AIM: Type out the complete listing below word for word, without its pictures.

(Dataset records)
* Start *
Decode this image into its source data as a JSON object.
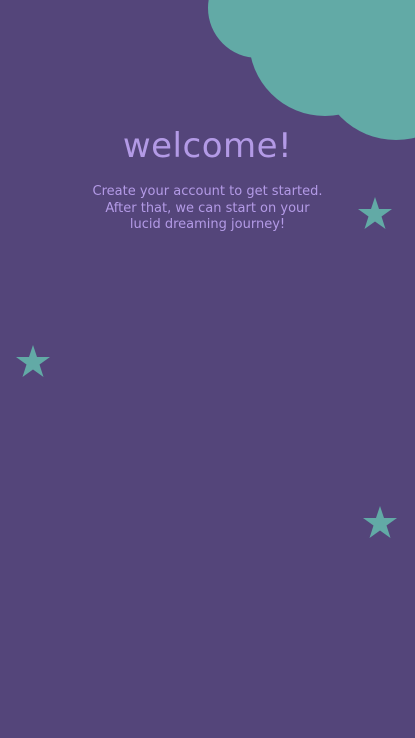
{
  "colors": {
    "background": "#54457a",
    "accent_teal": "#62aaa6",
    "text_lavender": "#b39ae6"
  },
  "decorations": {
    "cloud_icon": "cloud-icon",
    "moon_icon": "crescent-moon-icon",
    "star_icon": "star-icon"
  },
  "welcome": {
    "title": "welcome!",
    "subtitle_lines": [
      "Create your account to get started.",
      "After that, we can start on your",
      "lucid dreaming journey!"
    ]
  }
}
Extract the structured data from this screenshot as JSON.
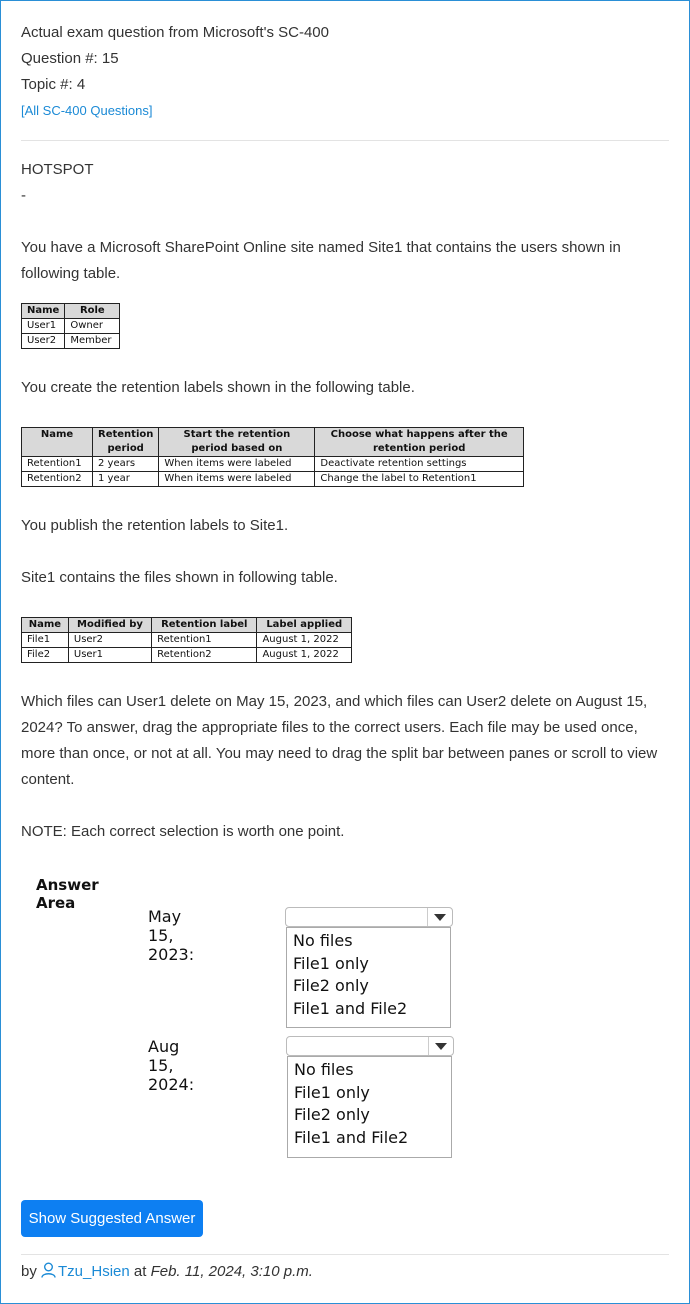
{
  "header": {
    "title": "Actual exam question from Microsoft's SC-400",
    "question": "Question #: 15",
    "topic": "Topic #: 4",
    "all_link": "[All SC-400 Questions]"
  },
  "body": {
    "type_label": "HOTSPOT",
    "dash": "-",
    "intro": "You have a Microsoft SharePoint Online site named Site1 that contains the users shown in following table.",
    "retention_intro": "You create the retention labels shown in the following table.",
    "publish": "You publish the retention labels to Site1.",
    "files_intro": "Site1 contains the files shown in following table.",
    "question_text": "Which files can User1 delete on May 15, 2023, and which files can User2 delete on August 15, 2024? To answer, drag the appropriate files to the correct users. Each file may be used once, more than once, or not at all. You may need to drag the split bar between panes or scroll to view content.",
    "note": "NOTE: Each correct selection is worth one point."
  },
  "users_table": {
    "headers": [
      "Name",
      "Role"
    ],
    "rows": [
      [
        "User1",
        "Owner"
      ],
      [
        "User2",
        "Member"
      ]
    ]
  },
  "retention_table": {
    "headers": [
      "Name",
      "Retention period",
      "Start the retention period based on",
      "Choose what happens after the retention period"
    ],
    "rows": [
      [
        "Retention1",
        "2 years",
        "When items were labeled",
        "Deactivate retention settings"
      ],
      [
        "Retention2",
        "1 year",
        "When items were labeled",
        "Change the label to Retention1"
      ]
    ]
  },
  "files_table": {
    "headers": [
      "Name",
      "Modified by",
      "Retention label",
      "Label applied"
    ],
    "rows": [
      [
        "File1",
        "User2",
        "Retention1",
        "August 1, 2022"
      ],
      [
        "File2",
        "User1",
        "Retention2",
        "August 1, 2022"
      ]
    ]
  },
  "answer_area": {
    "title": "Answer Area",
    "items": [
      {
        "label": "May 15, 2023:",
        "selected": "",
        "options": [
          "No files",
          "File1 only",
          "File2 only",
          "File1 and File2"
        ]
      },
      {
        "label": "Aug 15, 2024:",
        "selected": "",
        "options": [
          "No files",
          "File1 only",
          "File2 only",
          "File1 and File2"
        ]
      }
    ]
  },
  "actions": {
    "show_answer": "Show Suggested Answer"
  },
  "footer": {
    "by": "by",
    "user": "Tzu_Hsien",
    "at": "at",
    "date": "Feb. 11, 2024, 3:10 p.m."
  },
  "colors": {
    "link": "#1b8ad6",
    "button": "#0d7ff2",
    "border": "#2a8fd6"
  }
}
* End *
RESULT OF THIS TASK:
Decode this image into its source data as a JSON object.
{
  "colors": {
    "background": "#54457a",
    "accent_teal": "#62aaa6",
    "text_lavender": "#b39ae6"
  },
  "decorations": {
    "cloud_icon": "cloud-icon",
    "moon_icon": "crescent-moon-icon",
    "star_icon": "star-icon"
  },
  "welcome": {
    "title": "welcome!",
    "subtitle_lines": [
      "Create your account to get started.",
      "After that, we can start on your",
      "lucid dreaming journey!"
    ]
  }
}
Extract the structured data from this screenshot as JSON.
{
  "header": {
    "title": "Actual exam question from Microsoft's SC-400",
    "question": "Question #: 15",
    "topic": "Topic #: 4",
    "all_link": "[All SC-400 Questions]"
  },
  "body": {
    "type_label": "HOTSPOT",
    "dash": "-",
    "intro": "You have a Microsoft SharePoint Online site named Site1 that contains the users shown in following table.",
    "retention_intro": "You create the retention labels shown in the following table.",
    "publish": "You publish the retention labels to Site1.",
    "files_intro": "Site1 contains the files shown in following table.",
    "question_text": "Which files can User1 delete on May 15, 2023, and which files can User2 delete on August 15, 2024? To answer, drag the appropriate files to the correct users. Each file may be used once, more than once, or not at all. You may need to drag the split bar between panes or scroll to view content.",
    "note": "NOTE: Each correct selection is worth one point."
  },
  "users_table": {
    "headers": [
      "Name",
      "Role"
    ],
    "rows": [
      [
        "User1",
        "Owner"
      ],
      [
        "User2",
        "Member"
      ]
    ]
  },
  "retention_table": {
    "headers": [
      "Name",
      "Retention period",
      "Start the retention period based on",
      "Choose what happens after the retention period"
    ],
    "rows": [
      [
        "Retention1",
        "2 years",
        "When items were labeled",
        "Deactivate retention settings"
      ],
      [
        "Retention2",
        "1 year",
        "When items were labeled",
        "Change the label to Retention1"
      ]
    ]
  },
  "files_table": {
    "headers": [
      "Name",
      "Modified by",
      "Retention label",
      "Label applied"
    ],
    "rows": [
      [
        "File1",
        "User2",
        "Retention1",
        "August 1, 2022"
      ],
      [
        "File2",
        "User1",
        "Retention2",
        "August 1, 2022"
      ]
    ]
  },
  "answer_area": {
    "title": "Answer Area",
    "items": [
      {
        "label": "May 15, 2023:",
        "selected": "",
        "options": [
          "No files",
          "File1 only",
          "File2 only",
          "File1 and File2"
        ]
      },
      {
        "label": "Aug 15, 2024:",
        "selected": "",
        "options": [
          "No files",
          "File1 only",
          "File2 only",
          "File1 and File2"
        ]
      }
    ]
  },
  "actions": {
    "show_answer": "Show Suggested Answer"
  },
  "footer": {
    "by": "by",
    "user": "Tzu_Hsien",
    "at": "at",
    "date": "Feb. 11, 2024, 3:10 p.m."
  },
  "colors": {
    "link": "#1b8ad6",
    "button": "#0d7ff2",
    "border": "#2a8fd6"
  }
}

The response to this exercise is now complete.